• [ZU BEARBEITEN]:
#1 Welche Vertragsstrafe wird laut dem Auszug fällig, wenn Höfs nach seiner Unterschrift erneut ein indiziertes Buch anbietet?
#2 Bearbeite in den Datensätzen den Teil vom Anfang bis einschließlich der Zeile mit „message-board-icon[interactable] <box>1266 32“: Ersetze dort „interactable“ durch „clickable“. Gib nur diese Zeilen zurück und lass alles andere unverändert.

• [AUSZUG]:
* * * *
Abmahnwelle überrollt Buch-Verkäufer

Ärger für Online-Antiquare: Es hagelt Abmahnungen, weil sie seit langem indizierte Bücher anbieten, zum Beispiel "Das erotische Rowohlt Lesebuch". Was einst als jugendgefährdend galt, wirkt heute oft harmlos, bleibt aber 25 Jahre auf dem Index. Und ist abmahnbar.

Spiegel Online, 17.12.2007

Rosa Rüschenrock, schwarze Strümpfe, nackte Brüste – so etwas sieht man heute sogar im Fernseh-Vorabendprogramm, doch am 25. Mai 1983 indizierte die Bundesprüfstelle ein Buch mit diesem Cover als jugendgefährdend: Richard Werthers Erotikroman "Liebesnächte – Geständnisse einer Berliner Fanny Hill" darf seitdem nicht mehr an Minderjährige verkauft werden

Weil das so ist, droht die Anwältin Christine Ehrhardt dem Dortmunder Online-Gebrauchtbuchhändler Wolfgang Höfs mit Gerichts- und Anwaltskosten von "mindestens 4141,30" Euro.

Höfs hatte Werthers "Liebesnächte" für 6,90 Euro bei der Online-Gebrauchbuch-Plattform Booklooker angeboten. Am vorigen Donnerstag bekam der Online-Antiquar Post Anwältin Ehrhardt. Sie schreibt im Auftrag einer Bonner Fachbuchhandlung. Der Vorwurf: Höfs biete ein indiziertes Buch zum Kauf ohne Altersprüfung an. Damit verschaffe er sich einen Wettbewerbsvorteil per Rechtsbruch gegenüber anderen Buchhändlern, die beim Verkauf ähnlicher Werke eine teure Altersprüfung umsetzen müssten.

Vertragsstrafe: 5100 Euro

Diesen unzulässigen Wettbewerb soll Gebrauchtbuch-Verkäufer Höfs einstellen. Dem Anwaltschreiben ist eine Unterlassungserklärung angehängt: Bis zum 28. Dezember hat Höfs Zeit, zu unterschreiben und zu versichern, dass er weder Werthers "Liebesnächte" öffentlich zum Kauf anbieten wird noch andere "Schriften", die auf dem Index stehen. Sollte Höfs das nach einer Unterschrift noch einmal tun, sind für jedes so angebotene Buch 5100 Euro Vertragsstrafe fällig.
* * * *
• [BEREITGESTELLTE DATEN]:
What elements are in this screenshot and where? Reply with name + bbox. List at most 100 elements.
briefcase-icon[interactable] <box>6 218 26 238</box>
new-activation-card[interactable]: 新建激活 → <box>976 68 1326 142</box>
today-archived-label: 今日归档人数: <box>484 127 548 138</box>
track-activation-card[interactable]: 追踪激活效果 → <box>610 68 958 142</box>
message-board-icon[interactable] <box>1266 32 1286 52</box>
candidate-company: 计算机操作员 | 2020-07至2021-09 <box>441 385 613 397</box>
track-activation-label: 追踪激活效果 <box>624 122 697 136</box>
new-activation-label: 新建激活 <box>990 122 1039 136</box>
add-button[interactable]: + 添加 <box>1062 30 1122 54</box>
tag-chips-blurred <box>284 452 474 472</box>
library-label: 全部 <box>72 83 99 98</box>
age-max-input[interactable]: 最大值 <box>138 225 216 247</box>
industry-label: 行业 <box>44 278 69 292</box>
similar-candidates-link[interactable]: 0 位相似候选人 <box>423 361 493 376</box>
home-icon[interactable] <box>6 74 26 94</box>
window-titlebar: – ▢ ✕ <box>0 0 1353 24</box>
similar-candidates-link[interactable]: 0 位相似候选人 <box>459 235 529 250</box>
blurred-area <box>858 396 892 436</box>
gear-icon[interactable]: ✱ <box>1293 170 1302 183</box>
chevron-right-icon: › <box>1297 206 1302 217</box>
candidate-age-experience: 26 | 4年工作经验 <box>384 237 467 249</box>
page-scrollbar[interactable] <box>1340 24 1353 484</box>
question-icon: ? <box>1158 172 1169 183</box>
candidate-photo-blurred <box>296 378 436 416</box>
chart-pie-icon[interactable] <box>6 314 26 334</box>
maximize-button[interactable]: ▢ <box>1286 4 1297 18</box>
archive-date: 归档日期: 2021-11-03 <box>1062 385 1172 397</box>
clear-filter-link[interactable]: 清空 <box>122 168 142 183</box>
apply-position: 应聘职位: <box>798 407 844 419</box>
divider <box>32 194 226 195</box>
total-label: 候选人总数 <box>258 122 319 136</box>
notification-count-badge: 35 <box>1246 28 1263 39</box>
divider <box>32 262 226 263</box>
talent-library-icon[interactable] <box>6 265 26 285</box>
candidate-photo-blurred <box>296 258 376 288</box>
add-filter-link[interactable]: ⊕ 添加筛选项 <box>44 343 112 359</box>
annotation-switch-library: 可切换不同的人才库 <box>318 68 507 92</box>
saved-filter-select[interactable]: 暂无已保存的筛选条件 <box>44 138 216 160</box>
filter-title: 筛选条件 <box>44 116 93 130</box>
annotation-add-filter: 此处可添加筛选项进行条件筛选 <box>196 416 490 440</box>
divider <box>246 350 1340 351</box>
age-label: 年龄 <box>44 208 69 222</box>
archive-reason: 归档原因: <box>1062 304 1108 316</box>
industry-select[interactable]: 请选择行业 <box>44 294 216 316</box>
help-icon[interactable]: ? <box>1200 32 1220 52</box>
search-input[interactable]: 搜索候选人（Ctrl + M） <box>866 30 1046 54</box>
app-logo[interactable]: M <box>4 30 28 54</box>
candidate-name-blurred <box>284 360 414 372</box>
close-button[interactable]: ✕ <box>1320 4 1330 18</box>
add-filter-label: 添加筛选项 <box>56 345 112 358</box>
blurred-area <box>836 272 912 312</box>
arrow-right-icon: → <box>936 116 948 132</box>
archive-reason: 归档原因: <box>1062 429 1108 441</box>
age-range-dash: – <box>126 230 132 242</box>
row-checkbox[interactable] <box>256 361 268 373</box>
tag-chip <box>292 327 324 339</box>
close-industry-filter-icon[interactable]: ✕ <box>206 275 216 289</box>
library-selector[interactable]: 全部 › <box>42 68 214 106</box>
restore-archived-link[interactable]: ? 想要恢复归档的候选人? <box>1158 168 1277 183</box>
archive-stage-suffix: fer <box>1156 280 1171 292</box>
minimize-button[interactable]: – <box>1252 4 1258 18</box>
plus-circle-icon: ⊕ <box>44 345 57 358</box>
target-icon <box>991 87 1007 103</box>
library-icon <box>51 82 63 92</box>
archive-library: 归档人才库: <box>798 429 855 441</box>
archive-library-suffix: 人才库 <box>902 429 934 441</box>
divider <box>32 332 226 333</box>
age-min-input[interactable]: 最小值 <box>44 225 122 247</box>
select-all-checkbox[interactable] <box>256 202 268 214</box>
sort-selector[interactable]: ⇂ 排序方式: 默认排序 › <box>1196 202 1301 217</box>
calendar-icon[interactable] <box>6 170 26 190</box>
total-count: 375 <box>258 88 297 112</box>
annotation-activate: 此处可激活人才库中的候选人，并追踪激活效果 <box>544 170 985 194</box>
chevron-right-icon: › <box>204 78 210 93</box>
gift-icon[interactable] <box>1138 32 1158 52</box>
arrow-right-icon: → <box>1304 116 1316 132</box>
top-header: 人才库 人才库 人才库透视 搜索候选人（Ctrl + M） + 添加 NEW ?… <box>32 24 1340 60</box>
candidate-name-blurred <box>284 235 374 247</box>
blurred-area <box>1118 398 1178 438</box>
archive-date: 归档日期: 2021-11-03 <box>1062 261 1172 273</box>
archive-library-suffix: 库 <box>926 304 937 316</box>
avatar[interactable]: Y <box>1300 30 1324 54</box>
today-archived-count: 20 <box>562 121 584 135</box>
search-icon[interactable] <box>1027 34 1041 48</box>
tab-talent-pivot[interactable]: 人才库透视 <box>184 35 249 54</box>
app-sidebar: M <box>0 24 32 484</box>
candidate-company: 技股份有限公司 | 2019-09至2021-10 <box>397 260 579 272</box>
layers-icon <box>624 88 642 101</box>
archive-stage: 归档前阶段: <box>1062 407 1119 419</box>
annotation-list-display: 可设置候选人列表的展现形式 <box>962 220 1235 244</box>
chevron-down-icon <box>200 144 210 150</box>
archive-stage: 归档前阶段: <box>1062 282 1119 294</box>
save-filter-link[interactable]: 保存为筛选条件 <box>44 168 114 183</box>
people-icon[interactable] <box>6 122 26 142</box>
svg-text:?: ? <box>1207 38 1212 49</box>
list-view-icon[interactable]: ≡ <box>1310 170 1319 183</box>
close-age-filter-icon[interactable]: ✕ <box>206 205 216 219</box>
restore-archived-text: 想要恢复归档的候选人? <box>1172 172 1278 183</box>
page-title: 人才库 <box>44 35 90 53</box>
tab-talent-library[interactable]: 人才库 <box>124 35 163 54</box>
* * * *
• [ANTWORTEN JE AUFGABE]:
#1 5100 Euro für jedes so angebotene Buch.

#2
What elements are in this screenshot and where? Reply with name + bbox. List at most 100 elements.
briefcase-icon[clickable] <box>6 218 26 238</box>
new-activation-card[clickable]: 新建激活 → <box>976 68 1326 142</box>
today-archived-label: 今日归档人数: <box>484 127 548 138</box>
track-activation-card[clickable]: 追踪激活效果 → <box>610 68 958 142</box>
message-board-icon[clickable] <box>1266 32 1286 52</box>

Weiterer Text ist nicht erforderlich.